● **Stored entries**

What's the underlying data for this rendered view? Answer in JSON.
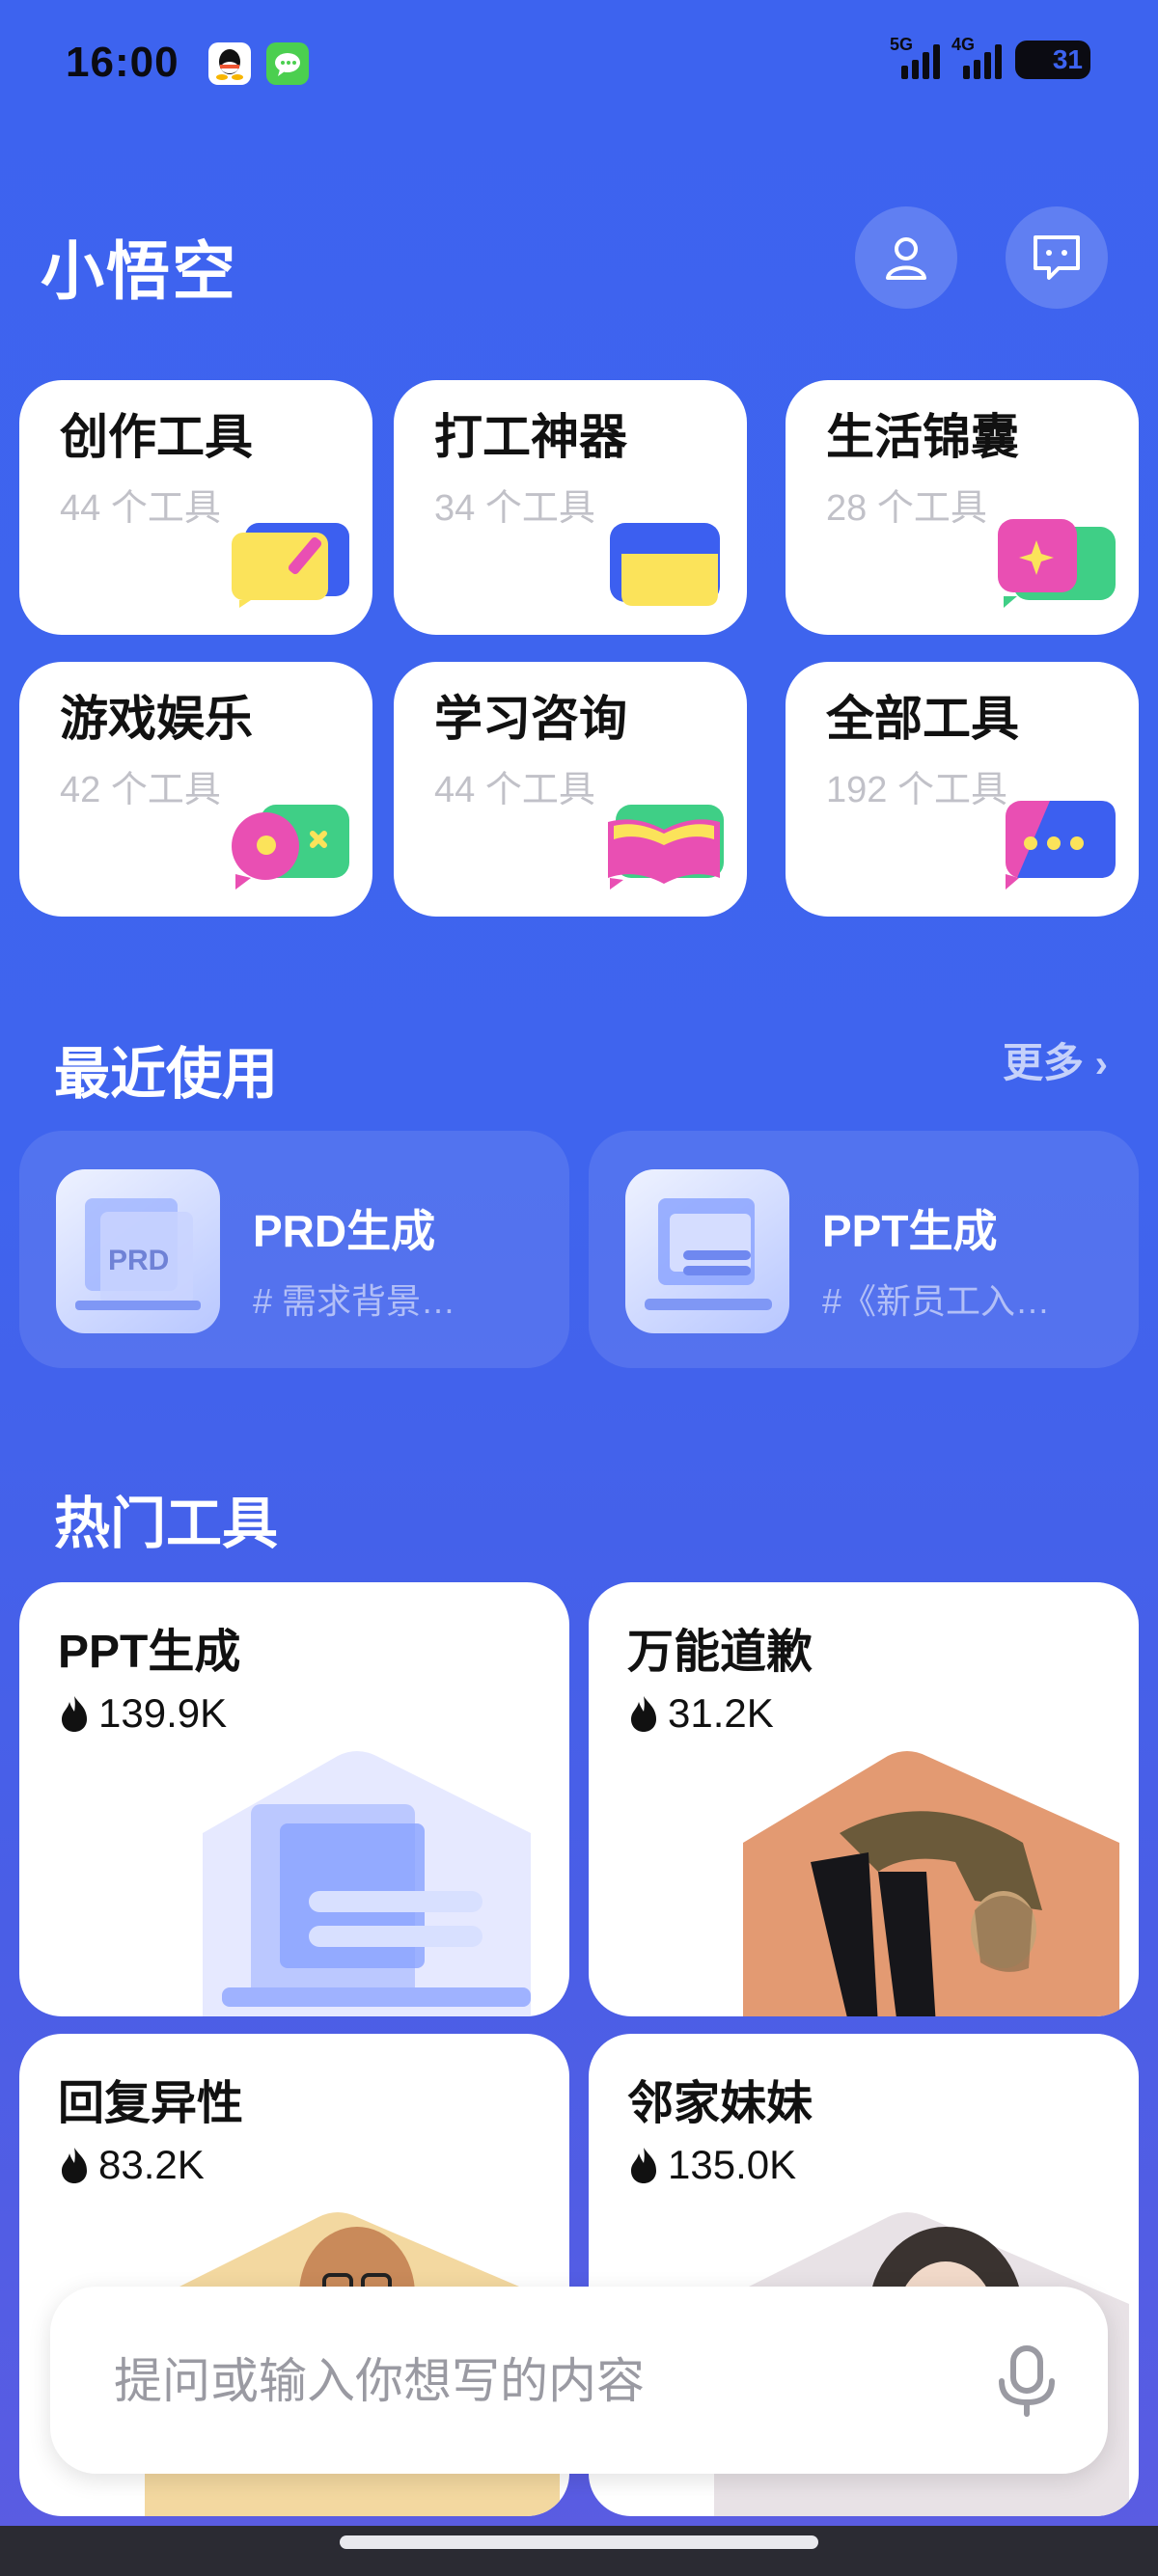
{
  "status_bar": {
    "time": "16:00",
    "signal_1": "5G",
    "signal_2": "4G",
    "battery": "31"
  },
  "header": {
    "title": "小悟空"
  },
  "categories": [
    {
      "name": "创作工具",
      "count": "44 个工具"
    },
    {
      "name": "打工神器",
      "count": "34 个工具"
    },
    {
      "name": "生活锦囊",
      "count": "28 个工具"
    },
    {
      "name": "游戏娱乐",
      "count": "42 个工具"
    },
    {
      "name": "学习咨询",
      "count": "44 个工具"
    },
    {
      "name": "全部工具",
      "count": "192 个工具"
    }
  ],
  "recent": {
    "title": "最近使用",
    "more": "更多",
    "items": [
      {
        "name": "PRD生成",
        "desc": "# 需求背景…",
        "thumb_text": "PRD"
      },
      {
        "name": "PPT生成",
        "desc": "#《新员工入…"
      }
    ]
  },
  "hot": {
    "title": "热门工具",
    "items": [
      {
        "name": "PPT生成",
        "count": "139.9K"
      },
      {
        "name": "万能道歉",
        "count": "31.2K"
      },
      {
        "name": "回复异性",
        "count": "83.2K"
      },
      {
        "name": "邻家妹妹",
        "count": "135.0K"
      }
    ]
  },
  "input": {
    "placeholder": "提问或输入你想写的内容"
  }
}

● **What you have to do**
Transcribe the entries above verbatim, omitting their pictures.

● **Full response**
What's the underlying data for this rendered view? Answer in JSON.
{
  "status_bar": {
    "time": "16:00",
    "signal_1": "5G",
    "signal_2": "4G",
    "battery": "31"
  },
  "header": {
    "title": "小悟空"
  },
  "categories": [
    {
      "name": "创作工具",
      "count": "44 个工具"
    },
    {
      "name": "打工神器",
      "count": "34 个工具"
    },
    {
      "name": "生活锦囊",
      "count": "28 个工具"
    },
    {
      "name": "游戏娱乐",
      "count": "42 个工具"
    },
    {
      "name": "学习咨询",
      "count": "44 个工具"
    },
    {
      "name": "全部工具",
      "count": "192 个工具"
    }
  ],
  "recent": {
    "title": "最近使用",
    "more": "更多",
    "items": [
      {
        "name": "PRD生成",
        "desc": "# 需求背景…",
        "thumb_text": "PRD"
      },
      {
        "name": "PPT生成",
        "desc": "#《新员工入…"
      }
    ]
  },
  "hot": {
    "title": "热门工具",
    "items": [
      {
        "name": "PPT生成",
        "count": "139.9K"
      },
      {
        "name": "万能道歉",
        "count": "31.2K"
      },
      {
        "name": "回复异性",
        "count": "83.2K"
      },
      {
        "name": "邻家妹妹",
        "count": "135.0K"
      }
    ]
  },
  "input": {
    "placeholder": "提问或输入你想写的内容"
  }
}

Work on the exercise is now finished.